▸ **Short problem**:
Reproduce the listing below word for word, with no pictures.

(Recorded data)
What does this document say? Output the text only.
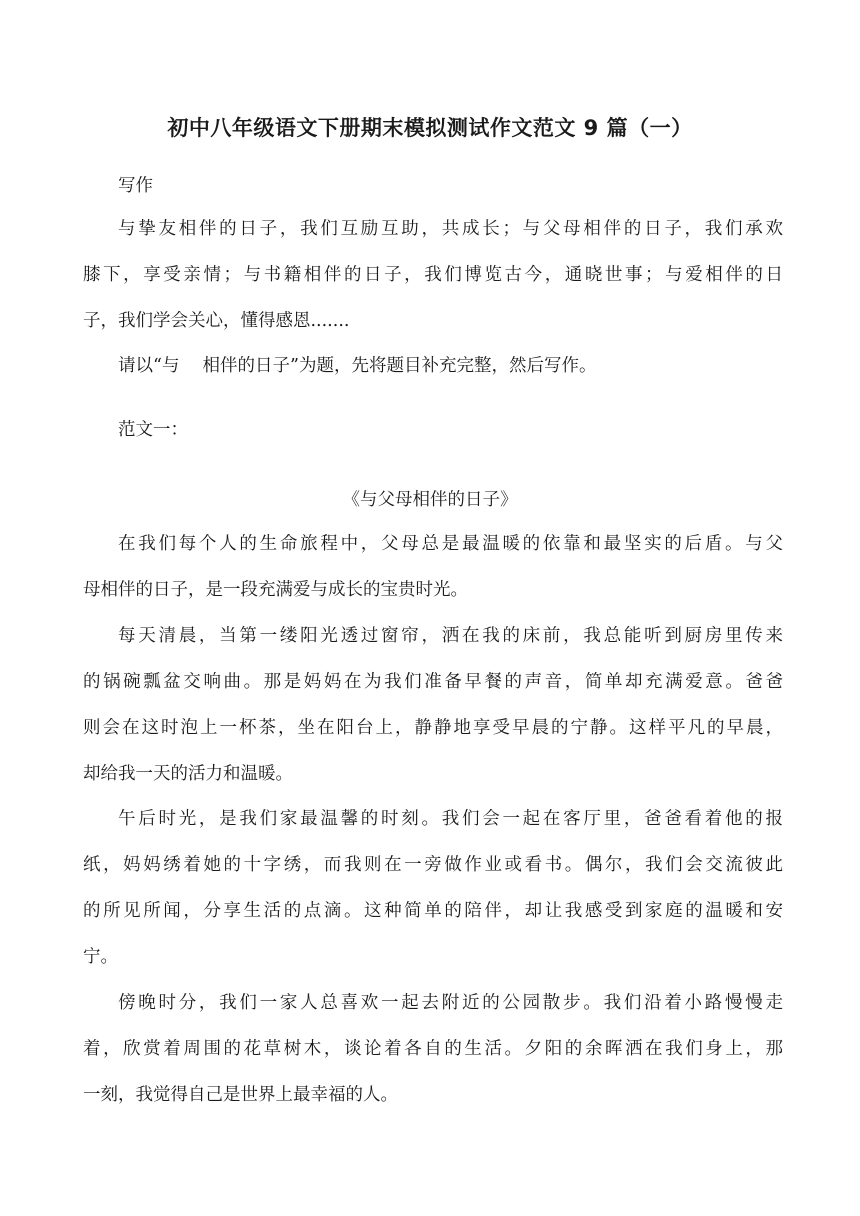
初中八年级语文下册期末模拟测试作文范文 9 篇（一）
写作
与挚友相伴的日子，我们互励互助，共成长；与父母相伴的日子，我们承欢
膝下，享受亲情；与书籍相伴的日子，我们博览古今，通晓世事；与爱相伴的日
子，我们学会关心，懂得感恩.......
请以“与　 相伴的日子”为题，先将题目补充完整，然后写作。
范文一：
《与父母相伴的日子》
在我们每个人的生命旅程中，父母总是最温暖的依靠和最坚实的后盾。与父
母相伴的日子，是一段充满爱与成长的宝贵时光。
每天清晨，当第一缕阳光透过窗帘，洒在我的床前，我总能听到厨房里传来
的锅碗瓢盆交响曲。那是妈妈在为我们准备早餐的声音，简单却充满爱意。爸爸
则会在这时泡上一杯茶，坐在阳台上，静静地享受早晨的宁静。这样平凡的早晨，
却给我一天的活力和温暖。
午后时光，是我们家最温馨的时刻。我们会一起在客厅里，爸爸看着他的报
纸，妈妈绣着她的十字绣，而我则在一旁做作业或看书。偶尔，我们会交流彼此
的所见所闻，分享生活的点滴。这种简单的陪伴，却让我感受到家庭的温暖和安
宁。
傍晚时分，我们一家人总喜欢一起去附近的公园散步。我们沿着小路慢慢走
着，欣赏着周围的花草树木，谈论着各自的生活。夕阳的余晖洒在我们身上，那
一刻，我觉得自己是世界上最幸福的人。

▸ **Solution for this problem**:
What does this document say? Output the text only.
初中八年级语文下册期末模拟测试作文范文 9 篇（一）
写作
与挚友相伴的日子，我们互励互助，共成长；与父母相伴的日子，我们承欢
膝下，享受亲情；与书籍相伴的日子，我们博览古今，通晓世事；与爱相伴的日
子，我们学会关心，懂得感恩.......
请以“与　 相伴的日子”为题，先将题目补充完整，然后写作。
范文一：
《与父母相伴的日子》
在我们每个人的生命旅程中，父母总是最温暖的依靠和最坚实的后盾。与父
母相伴的日子，是一段充满爱与成长的宝贵时光。
每天清晨，当第一缕阳光透过窗帘，洒在我的床前，我总能听到厨房里传来
的锅碗瓢盆交响曲。那是妈妈在为我们准备早餐的声音，简单却充满爱意。爸爸
则会在这时泡上一杯茶，坐在阳台上，静静地享受早晨的宁静。这样平凡的早晨，
却给我一天的活力和温暖。
午后时光，是我们家最温馨的时刻。我们会一起在客厅里，爸爸看着他的报
纸，妈妈绣着她的十字绣，而我则在一旁做作业或看书。偶尔，我们会交流彼此
的所见所闻，分享生活的点滴。这种简单的陪伴，却让我感受到家庭的温暖和安
宁。
傍晚时分，我们一家人总喜欢一起去附近的公园散步。我们沿着小路慢慢走
着，欣赏着周围的花草树木，谈论着各自的生活。夕阳的余晖洒在我们身上，那
一刻，我觉得自己是世界上最幸福的人。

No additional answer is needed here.